* PROBLEM STATEMENT
Using the listing below, report all lines holding the word "heating".

● ● ● ●

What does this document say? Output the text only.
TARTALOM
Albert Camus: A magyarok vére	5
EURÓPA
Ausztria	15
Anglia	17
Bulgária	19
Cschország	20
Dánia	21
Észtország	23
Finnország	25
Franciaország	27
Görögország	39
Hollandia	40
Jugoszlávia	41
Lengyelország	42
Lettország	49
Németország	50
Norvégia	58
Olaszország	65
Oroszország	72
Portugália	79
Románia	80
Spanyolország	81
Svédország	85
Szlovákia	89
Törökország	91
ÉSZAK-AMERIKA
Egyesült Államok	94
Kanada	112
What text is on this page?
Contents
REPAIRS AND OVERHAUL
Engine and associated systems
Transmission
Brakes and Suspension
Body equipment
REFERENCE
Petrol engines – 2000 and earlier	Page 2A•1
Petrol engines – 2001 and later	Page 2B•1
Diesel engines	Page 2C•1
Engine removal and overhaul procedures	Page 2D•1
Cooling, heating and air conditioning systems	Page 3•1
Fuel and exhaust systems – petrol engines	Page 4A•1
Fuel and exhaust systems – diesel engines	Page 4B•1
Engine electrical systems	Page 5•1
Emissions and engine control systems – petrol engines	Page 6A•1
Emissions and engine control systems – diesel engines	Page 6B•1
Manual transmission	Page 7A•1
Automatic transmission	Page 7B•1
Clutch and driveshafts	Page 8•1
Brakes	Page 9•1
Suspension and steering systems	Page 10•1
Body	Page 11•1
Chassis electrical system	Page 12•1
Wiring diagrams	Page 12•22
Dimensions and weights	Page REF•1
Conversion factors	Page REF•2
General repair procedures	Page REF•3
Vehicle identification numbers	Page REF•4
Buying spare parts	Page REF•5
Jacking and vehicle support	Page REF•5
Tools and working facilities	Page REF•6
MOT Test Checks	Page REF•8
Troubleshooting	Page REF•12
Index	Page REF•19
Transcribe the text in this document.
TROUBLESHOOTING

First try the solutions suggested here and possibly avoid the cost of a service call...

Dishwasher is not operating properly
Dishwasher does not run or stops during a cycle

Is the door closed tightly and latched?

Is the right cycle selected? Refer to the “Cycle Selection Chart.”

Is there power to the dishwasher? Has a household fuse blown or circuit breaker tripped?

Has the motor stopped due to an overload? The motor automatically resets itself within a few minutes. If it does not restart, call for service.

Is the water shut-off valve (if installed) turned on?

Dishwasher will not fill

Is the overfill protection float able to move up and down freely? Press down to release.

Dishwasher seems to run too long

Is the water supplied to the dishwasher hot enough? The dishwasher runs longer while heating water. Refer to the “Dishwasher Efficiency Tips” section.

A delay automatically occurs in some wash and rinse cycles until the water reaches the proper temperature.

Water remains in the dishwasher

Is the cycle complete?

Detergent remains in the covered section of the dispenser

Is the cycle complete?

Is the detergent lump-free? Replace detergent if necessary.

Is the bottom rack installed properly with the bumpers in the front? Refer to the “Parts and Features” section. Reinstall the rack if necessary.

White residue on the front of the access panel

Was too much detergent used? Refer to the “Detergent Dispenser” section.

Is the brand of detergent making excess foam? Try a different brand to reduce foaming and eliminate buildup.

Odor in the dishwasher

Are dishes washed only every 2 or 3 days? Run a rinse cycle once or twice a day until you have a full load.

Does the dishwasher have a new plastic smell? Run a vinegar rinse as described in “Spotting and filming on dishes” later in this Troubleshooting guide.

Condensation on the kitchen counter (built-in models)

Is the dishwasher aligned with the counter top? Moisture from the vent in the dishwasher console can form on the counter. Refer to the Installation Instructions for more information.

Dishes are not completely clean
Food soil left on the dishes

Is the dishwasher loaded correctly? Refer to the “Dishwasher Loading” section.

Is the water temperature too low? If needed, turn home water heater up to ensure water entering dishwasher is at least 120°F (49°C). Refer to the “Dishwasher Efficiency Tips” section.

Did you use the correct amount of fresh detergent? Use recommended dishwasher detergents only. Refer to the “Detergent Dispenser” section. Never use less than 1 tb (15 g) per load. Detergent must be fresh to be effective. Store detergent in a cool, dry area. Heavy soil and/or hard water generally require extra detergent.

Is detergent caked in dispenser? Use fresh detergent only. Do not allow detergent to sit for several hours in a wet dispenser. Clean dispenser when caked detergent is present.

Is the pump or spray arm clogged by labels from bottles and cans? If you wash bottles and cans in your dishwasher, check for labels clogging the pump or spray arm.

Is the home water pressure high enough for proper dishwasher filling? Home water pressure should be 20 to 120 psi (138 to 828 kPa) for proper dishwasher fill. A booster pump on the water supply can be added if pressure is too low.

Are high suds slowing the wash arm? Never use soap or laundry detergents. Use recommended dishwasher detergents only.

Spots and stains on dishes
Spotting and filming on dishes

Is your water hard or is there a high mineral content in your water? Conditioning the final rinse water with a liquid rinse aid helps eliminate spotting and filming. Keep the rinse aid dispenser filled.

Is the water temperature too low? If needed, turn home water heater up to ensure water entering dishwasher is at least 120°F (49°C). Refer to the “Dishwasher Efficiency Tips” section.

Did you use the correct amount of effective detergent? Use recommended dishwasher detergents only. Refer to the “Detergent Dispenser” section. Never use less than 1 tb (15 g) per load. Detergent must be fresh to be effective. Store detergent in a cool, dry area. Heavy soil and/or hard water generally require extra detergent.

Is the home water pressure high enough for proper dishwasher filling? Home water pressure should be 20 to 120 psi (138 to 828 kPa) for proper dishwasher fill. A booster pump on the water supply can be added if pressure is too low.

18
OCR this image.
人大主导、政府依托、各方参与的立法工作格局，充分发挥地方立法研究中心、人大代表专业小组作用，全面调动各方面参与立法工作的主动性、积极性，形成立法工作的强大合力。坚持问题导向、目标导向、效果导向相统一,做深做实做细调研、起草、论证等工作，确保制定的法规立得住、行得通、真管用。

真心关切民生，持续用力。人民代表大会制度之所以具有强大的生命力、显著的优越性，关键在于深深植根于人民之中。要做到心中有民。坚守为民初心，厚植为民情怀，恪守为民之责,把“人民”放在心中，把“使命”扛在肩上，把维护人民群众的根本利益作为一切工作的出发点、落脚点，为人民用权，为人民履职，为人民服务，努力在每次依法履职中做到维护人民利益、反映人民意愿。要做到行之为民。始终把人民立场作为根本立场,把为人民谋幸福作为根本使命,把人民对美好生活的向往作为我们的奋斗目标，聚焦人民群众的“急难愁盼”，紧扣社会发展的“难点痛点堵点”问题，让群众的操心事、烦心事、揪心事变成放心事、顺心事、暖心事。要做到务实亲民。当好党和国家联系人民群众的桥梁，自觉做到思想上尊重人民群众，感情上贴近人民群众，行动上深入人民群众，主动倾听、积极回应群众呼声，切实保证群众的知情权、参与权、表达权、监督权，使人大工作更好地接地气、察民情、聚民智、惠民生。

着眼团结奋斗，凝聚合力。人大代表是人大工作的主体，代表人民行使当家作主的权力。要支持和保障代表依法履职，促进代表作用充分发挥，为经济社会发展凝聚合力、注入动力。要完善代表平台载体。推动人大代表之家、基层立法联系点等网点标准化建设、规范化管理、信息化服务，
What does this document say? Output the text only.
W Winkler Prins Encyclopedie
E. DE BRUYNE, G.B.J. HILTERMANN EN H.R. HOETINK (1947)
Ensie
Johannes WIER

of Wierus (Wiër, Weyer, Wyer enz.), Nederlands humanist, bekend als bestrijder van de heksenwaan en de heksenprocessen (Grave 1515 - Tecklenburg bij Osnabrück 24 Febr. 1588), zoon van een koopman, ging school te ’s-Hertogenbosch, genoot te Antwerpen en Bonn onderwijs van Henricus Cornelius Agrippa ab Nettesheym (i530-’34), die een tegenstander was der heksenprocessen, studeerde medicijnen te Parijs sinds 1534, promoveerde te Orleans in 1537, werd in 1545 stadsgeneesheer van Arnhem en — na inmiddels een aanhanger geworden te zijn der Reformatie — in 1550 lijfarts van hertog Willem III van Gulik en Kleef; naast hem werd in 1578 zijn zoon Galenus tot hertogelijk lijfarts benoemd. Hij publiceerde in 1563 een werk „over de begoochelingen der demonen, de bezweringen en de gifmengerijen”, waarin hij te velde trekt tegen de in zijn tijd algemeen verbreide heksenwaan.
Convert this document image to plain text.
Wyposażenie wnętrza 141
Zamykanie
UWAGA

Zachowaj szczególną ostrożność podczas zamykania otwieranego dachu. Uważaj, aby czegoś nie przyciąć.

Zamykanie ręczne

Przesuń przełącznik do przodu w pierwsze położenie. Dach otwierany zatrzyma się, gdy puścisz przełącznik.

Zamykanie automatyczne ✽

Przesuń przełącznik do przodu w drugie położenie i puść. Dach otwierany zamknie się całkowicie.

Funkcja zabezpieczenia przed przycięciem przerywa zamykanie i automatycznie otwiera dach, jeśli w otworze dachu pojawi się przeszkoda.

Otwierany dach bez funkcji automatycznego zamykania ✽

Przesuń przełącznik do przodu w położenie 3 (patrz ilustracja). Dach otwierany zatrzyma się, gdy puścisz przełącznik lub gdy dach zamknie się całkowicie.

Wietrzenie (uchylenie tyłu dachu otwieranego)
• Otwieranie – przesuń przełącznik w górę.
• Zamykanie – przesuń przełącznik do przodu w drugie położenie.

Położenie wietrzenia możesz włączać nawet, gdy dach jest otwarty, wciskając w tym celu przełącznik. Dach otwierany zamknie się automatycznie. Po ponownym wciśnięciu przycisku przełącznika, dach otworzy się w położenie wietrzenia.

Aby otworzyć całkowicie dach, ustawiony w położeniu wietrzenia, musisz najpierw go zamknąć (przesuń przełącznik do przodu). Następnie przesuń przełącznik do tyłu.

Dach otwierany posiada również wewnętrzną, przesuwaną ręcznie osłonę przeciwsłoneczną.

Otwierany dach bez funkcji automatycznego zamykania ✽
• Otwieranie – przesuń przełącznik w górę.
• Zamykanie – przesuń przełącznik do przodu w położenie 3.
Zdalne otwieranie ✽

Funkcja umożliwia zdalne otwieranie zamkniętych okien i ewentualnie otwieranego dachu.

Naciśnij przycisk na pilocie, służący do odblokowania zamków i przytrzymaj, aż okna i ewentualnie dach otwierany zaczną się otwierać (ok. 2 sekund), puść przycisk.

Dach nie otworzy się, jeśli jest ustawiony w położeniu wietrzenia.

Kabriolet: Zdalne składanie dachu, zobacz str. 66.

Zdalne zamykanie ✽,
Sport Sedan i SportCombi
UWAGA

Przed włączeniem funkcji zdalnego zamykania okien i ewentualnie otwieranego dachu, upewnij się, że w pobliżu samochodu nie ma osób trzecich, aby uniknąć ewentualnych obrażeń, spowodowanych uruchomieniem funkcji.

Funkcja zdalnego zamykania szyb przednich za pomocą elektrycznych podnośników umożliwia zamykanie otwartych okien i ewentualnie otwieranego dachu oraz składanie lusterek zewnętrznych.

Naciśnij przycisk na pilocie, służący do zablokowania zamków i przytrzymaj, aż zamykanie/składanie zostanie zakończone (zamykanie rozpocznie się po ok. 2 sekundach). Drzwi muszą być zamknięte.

● ● ● ●

* EXERCISE RESPONSE
Cooling, heating and air conditioning systems	Page 3•1
Is the water supplied to the dishwasher hot enough? The dishwasher runs longer while heating water. Refer to the “Dishwasher Efficiency Tips” section.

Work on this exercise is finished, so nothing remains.